──────── Data excerpts ────────
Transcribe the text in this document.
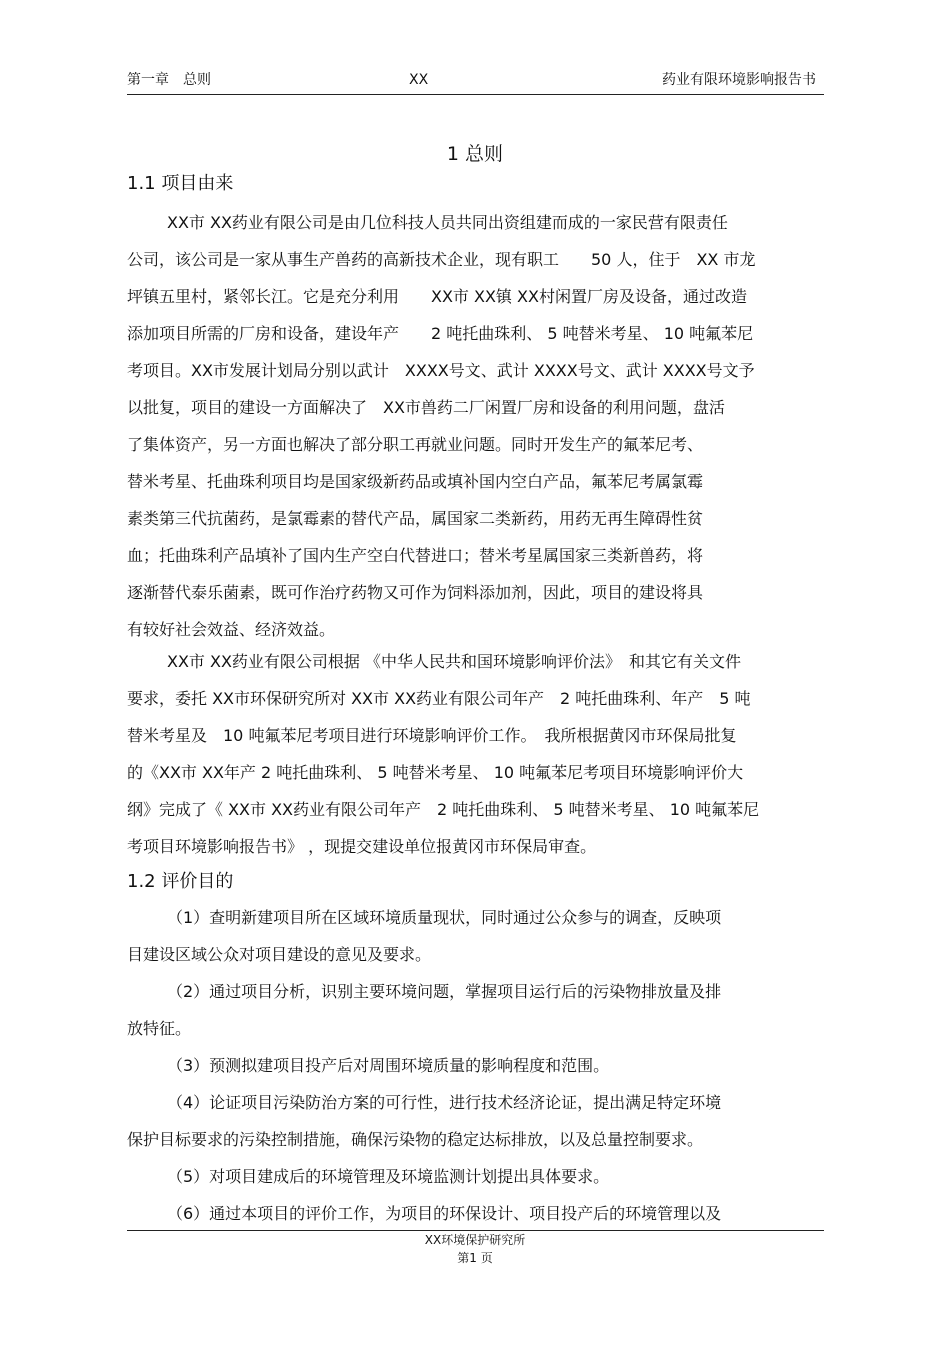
第一章　总则	XX	药业有限环境影响报告书
1 总则
1.1 项目由来
XX市 XX药业有限公司是由几位科技人员共同出资组建而成的一家民营有限责任
公司，该公司是一家从事生产兽药的高新技术企业，现有职工　　50 人，住于　XX 市龙
坪镇五里村，紧邻长江。它是充分利用　　XX市 XX镇 XX村闲置厂房及设备，通过改造
添加项目所需的厂房和设备，建设年产　　2 吨托曲珠利、 5 吨替米考星、 10 吨氟苯尼
考项目。XX市发展计划局分别以武计　XXXX号文、武计 XXXX号文、武计 XXXX号文予
以批复，项目的建设一方面解决了　XX市兽药二厂闲置厂房和设备的利用问题，盘活
了集体资产，另一方面也解决了部分职工再就业问题。同时开发生产的氟苯尼考、
替米考星、托曲珠利项目均是国家级新药品或填补国内空白产品，氟苯尼考属氯霉
素类第三代抗菌药，是氯霉素的替代产品，属国家二类新药，用药无再生障碍性贫
血；托曲珠利产品填补了国内生产空白代替进口；替米考星属国家三类新兽药，将
逐渐替代泰乐菌素，既可作治疗药物又可作为饲料添加剂，因此，项目的建设将具
有较好社会效益、经济效益。
XX市 XX药业有限公司根据 《中华人民共和国环境影响评价法》　和其它有关文件
要求，委托 XX市环保研究所对 XX市 XX药业有限公司年产　2 吨托曲珠利、年产　5 吨
替米考星及　10 吨氟苯尼考项目进行环境影响评价工作。　我所根据黄冈市环保局批复
的《XX市 XX年产 2 吨托曲珠利、 5 吨替米考星、 10 吨氟苯尼考项目环境影响评价大
纲》完成了《 XX市 XX药业有限公司年产　2 吨托曲珠利、 5 吨替米考星、 10 吨氟苯尼
考项目环境影响报告书》 ，现提交建设单位报黄冈市环保局审查。
1.2 评价目的
（1）查明新建项目所在区域环境质量现状，同时通过公众参与的调查，反映项
目建设区域公众对项目建设的意见及要求。
（2）通过项目分析，识别主要环境问题，掌握项目运行后的污染物排放量及排
放特征。
（3）预测拟建项目投产后对周围环境质量的影响程度和范围。
（4）论证项目污染防治方案的可行性，进行技术经济论证，提出满足特定环境
保护目标要求的污染控制措施，确保污染物的稳定达标排放，以及总量控制要求。
（5）对项目建成后的环境管理及环境监测计划提出具体要求。
（6）通过本项目的评价工作，为项目的环保设计、项目投产后的环境管理以及
XX环境保护研究所
第1 页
────────
- [Task details]
Pictures are excluded; copy every other part of the records exactly.

- [Answer to this task]
Transcribe the text in this document.
第一章　总则	XX	药业有限环境影响报告书
1 总则
1.1 项目由来
XX市 XX药业有限公司是由几位科技人员共同出资组建而成的一家民营有限责任
公司，该公司是一家从事生产兽药的高新技术企业，现有职工　　50 人，住于　XX 市龙
坪镇五里村，紧邻长江。它是充分利用　　XX市 XX镇 XX村闲置厂房及设备，通过改造
添加项目所需的厂房和设备，建设年产　　2 吨托曲珠利、 5 吨替米考星、 10 吨氟苯尼
考项目。XX市发展计划局分别以武计　XXXX号文、武计 XXXX号文、武计 XXXX号文予
以批复，项目的建设一方面解决了　XX市兽药二厂闲置厂房和设备的利用问题，盘活
了集体资产，另一方面也解决了部分职工再就业问题。同时开发生产的氟苯尼考、
替米考星、托曲珠利项目均是国家级新药品或填补国内空白产品，氟苯尼考属氯霉
素类第三代抗菌药，是氯霉素的替代产品，属国家二类新药，用药无再生障碍性贫
血；托曲珠利产品填补了国内生产空白代替进口；替米考星属国家三类新兽药，将
逐渐替代泰乐菌素，既可作治疗药物又可作为饲料添加剂，因此，项目的建设将具
有较好社会效益、经济效益。
XX市 XX药业有限公司根据 《中华人民共和国环境影响评价法》　和其它有关文件
要求，委托 XX市环保研究所对 XX市 XX药业有限公司年产　2 吨托曲珠利、年产　5 吨
替米考星及　10 吨氟苯尼考项目进行环境影响评价工作。　我所根据黄冈市环保局批复
的《XX市 XX年产 2 吨托曲珠利、 5 吨替米考星、 10 吨氟苯尼考项目环境影响评价大
纲》完成了《 XX市 XX药业有限公司年产　2 吨托曲珠利、 5 吨替米考星、 10 吨氟苯尼
考项目环境影响报告书》 ，现提交建设单位报黄冈市环保局审查。
1.2 评价目的
（1）查明新建项目所在区域环境质量现状，同时通过公众参与的调查，反映项
目建设区域公众对项目建设的意见及要求。
（2）通过项目分析，识别主要环境问题，掌握项目运行后的污染物排放量及排
放特征。
（3）预测拟建项目投产后对周围环境质量的影响程度和范围。
（4）论证项目污染防治方案的可行性，进行技术经济论证，提出满足特定环境
保护目标要求的污染控制措施，确保污染物的稳定达标排放，以及总量控制要求。
（5）对项目建成后的环境管理及环境监测计划提出具体要求。
（6）通过本项目的评价工作，为项目的环保设计、项目投产后的环境管理以及
XX环境保护研究所
第1 页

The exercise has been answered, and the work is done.